### Provided records
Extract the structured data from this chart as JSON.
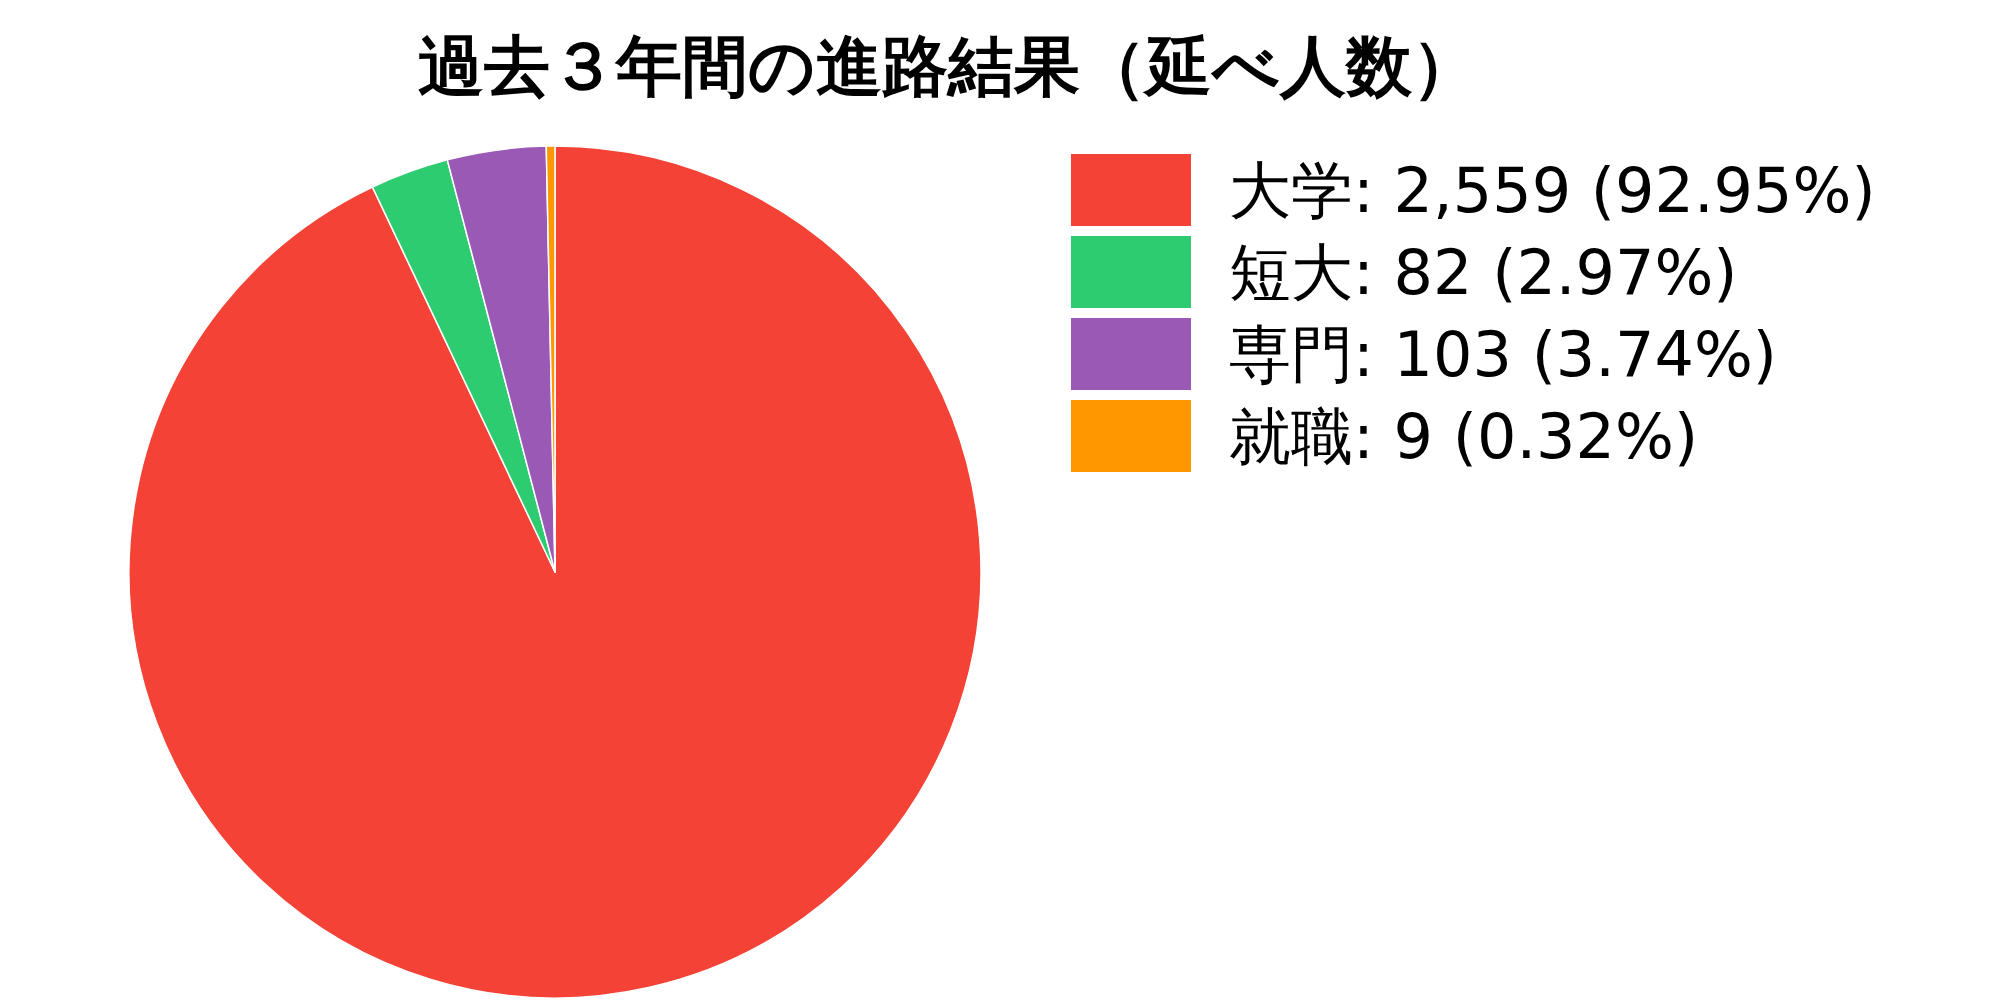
{
  "chart_data": {
    "type": "pie",
    "title": "過去３年間の進路結果（延べ人数）",
    "categories": [
      "大学",
      "短大",
      "専門",
      "就職"
    ],
    "values": [
      2559,
      82,
      103,
      9
    ],
    "value_labels": [
      "2,559 (92.95%)",
      "82 (2.97%)",
      "103 (3.74%)",
      "9 (0.32%)"
    ],
    "colors": [
      "#f44336",
      "#2ecc71",
      "#9b59b6",
      "#ff9800"
    ],
    "legend": "top right"
  }
}
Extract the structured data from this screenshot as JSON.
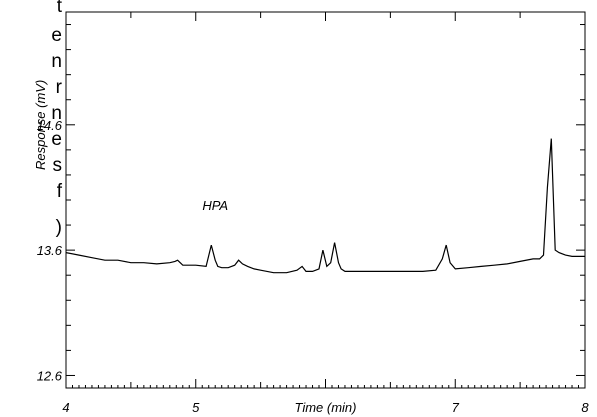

### Your goal
Write out the entries again, exactly as given, skipping any images.

### Answer to this problem
Extract the structured data from this chart as JSON.
{
  "chart_data": {
    "type": "pie",
    "title": "過去３年間の進路結果（延べ人数）",
    "categories": [
      "大学",
      "短大",
      "専門",
      "就職"
    ],
    "values": [
      2559,
      82,
      103,
      9
    ],
    "value_labels": [
      "2,559 (92.95%)",
      "82 (2.97%)",
      "103 (3.74%)",
      "9 (0.32%)"
    ],
    "colors": [
      "#f44336",
      "#2ecc71",
      "#9b59b6",
      "#ff9800"
    ],
    "legend": "top right"
  }
}
Extract the structured data from this screenshot as JSON.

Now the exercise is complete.